> **REQUIREMENT**: Write out, precisely and in full, each line of the material.

Dataset excerpt
- - -

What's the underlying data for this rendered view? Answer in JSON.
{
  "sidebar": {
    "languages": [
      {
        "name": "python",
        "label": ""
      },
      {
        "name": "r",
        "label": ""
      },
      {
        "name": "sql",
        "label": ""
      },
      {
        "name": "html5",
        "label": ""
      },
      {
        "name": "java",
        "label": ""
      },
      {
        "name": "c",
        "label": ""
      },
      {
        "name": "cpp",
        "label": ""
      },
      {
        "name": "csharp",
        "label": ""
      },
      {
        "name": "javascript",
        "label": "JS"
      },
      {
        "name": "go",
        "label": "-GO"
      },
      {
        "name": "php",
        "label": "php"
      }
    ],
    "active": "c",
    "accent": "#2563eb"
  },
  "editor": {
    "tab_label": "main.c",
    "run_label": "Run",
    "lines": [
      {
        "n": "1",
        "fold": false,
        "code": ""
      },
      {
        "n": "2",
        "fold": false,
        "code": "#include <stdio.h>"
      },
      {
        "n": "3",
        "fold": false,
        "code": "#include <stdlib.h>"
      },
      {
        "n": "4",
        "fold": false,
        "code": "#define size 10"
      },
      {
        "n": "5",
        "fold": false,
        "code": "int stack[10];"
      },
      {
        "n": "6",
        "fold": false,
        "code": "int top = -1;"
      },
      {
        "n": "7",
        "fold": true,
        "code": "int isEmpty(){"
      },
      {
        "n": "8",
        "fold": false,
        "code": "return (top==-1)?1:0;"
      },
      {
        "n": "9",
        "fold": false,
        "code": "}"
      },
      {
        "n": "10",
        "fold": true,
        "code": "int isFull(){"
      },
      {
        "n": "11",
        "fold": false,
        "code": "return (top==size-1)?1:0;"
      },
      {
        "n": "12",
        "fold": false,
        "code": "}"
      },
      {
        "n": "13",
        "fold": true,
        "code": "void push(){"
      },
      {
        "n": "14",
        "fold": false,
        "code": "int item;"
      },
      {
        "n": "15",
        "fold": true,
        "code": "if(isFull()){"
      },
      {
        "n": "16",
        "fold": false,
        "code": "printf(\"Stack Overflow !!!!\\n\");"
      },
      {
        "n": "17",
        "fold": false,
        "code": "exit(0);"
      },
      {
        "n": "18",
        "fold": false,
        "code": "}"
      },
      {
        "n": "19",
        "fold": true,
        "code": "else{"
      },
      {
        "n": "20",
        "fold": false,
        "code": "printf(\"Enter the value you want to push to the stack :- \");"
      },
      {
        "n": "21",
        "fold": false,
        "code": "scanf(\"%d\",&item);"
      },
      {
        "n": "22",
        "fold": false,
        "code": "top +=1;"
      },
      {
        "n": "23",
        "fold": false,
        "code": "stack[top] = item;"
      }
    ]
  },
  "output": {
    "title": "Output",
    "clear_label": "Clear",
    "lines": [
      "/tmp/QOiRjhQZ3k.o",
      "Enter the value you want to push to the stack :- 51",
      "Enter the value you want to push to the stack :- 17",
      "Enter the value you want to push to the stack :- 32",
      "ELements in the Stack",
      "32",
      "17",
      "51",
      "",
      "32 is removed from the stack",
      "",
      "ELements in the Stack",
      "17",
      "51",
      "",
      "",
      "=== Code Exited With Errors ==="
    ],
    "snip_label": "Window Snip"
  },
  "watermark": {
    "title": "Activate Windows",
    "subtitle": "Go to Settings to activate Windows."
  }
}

- - -

> **WRITTEN SOLUTION**:
What's the underlying data for this rendered view? Answer in JSON.
{
  "sidebar": {
    "languages": [
      {
        "name": "python",
        "label": ""
      },
      {
        "name": "r",
        "label": ""
      },
      {
        "name": "sql",
        "label": ""
      },
      {
        "name": "html5",
        "label": ""
      },
      {
        "name": "java",
        "label": ""
      },
      {
        "name": "c",
        "label": ""
      },
      {
        "name": "cpp",
        "label": ""
      },
      {
        "name": "csharp",
        "label": ""
      },
      {
        "name": "javascript",
        "label": "JS"
      },
      {
        "name": "go",
        "label": "-GO"
      },
      {
        "name": "php",
        "label": "php"
      }
    ],
    "active": "c",
    "accent": "#2563eb"
  },
  "editor": {
    "tab_label": "main.c",
    "run_label": "Run",
    "lines": [
      {
        "n": "1",
        "fold": false,
        "code": ""
      },
      {
        "n": "2",
        "fold": false,
        "code": "#include <stdio.h>"
      },
      {
        "n": "3",
        "fold": false,
        "code": "#include <stdlib.h>"
      },
      {
        "n": "4",
        "fold": false,
        "code": "#define size 10"
      },
      {
        "n": "5",
        "fold": false,
        "code": "int stack[10];"
      },
      {
        "n": "6",
        "fold": false,
        "code": "int top = -1;"
      },
      {
        "n": "7",
        "fold": true,
        "code": "int isEmpty(){"
      },
      {
        "n": "8",
        "fold": false,
        "code": "return (top==-1)?1:0;"
      },
      {
        "n": "9",
        "fold": false,
        "code": "}"
      },
      {
        "n": "10",
        "fold": true,
        "code": "int isFull(){"
      },
      {
        "n": "11",
        "fold": false,
        "code": "return (top==size-1)?1:0;"
      },
      {
        "n": "12",
        "fold": false,
        "code": "}"
      },
      {
        "n": "13",
        "fold": true,
        "code": "void push(){"
      },
      {
        "n": "14",
        "fold": false,
        "code": "int item;"
      },
      {
        "n": "15",
        "fold": true,
        "code": "if(isFull()){"
      },
      {
        "n": "16",
        "fold": false,
        "code": "printf(\"Stack Overflow !!!!\\n\");"
      },
      {
        "n": "17",
        "fold": false,
        "code": "exit(0);"
      },
      {
        "n": "18",
        "fold": false,
        "code": "}"
      },
      {
        "n": "19",
        "fold": true,
        "code": "else{"
      },
      {
        "n": "20",
        "fold": false,
        "code": "printf(\"Enter the value you want to push to the stack :- \");"
      },
      {
        "n": "21",
        "fold": false,
        "code": "scanf(\"%d\",&item);"
      },
      {
        "n": "22",
        "fold": false,
        "code": "top +=1;"
      },
      {
        "n": "23",
        "fold": false,
        "code": "stack[top] = item;"
      }
    ]
  },
  "output": {
    "title": "Output",
    "clear_label": "Clear",
    "lines": [
      "/tmp/QOiRjhQZ3k.o",
      "Enter the value you want to push to the stack :- 51",
      "Enter the value you want to push to the stack :- 17",
      "Enter the value you want to push to the stack :- 32",
      "ELements in the Stack",
      "32",
      "17",
      "51",
      "",
      "32 is removed from the stack",
      "",
      "ELements in the Stack",
      "17",
      "51",
      "",
      "",
      "=== Code Exited With Errors ==="
    ],
    "snip_label": "Window Snip"
  },
  "watermark": {
    "title": "Activate Windows",
    "subtitle": "Go to Settings to activate Windows."
  }
}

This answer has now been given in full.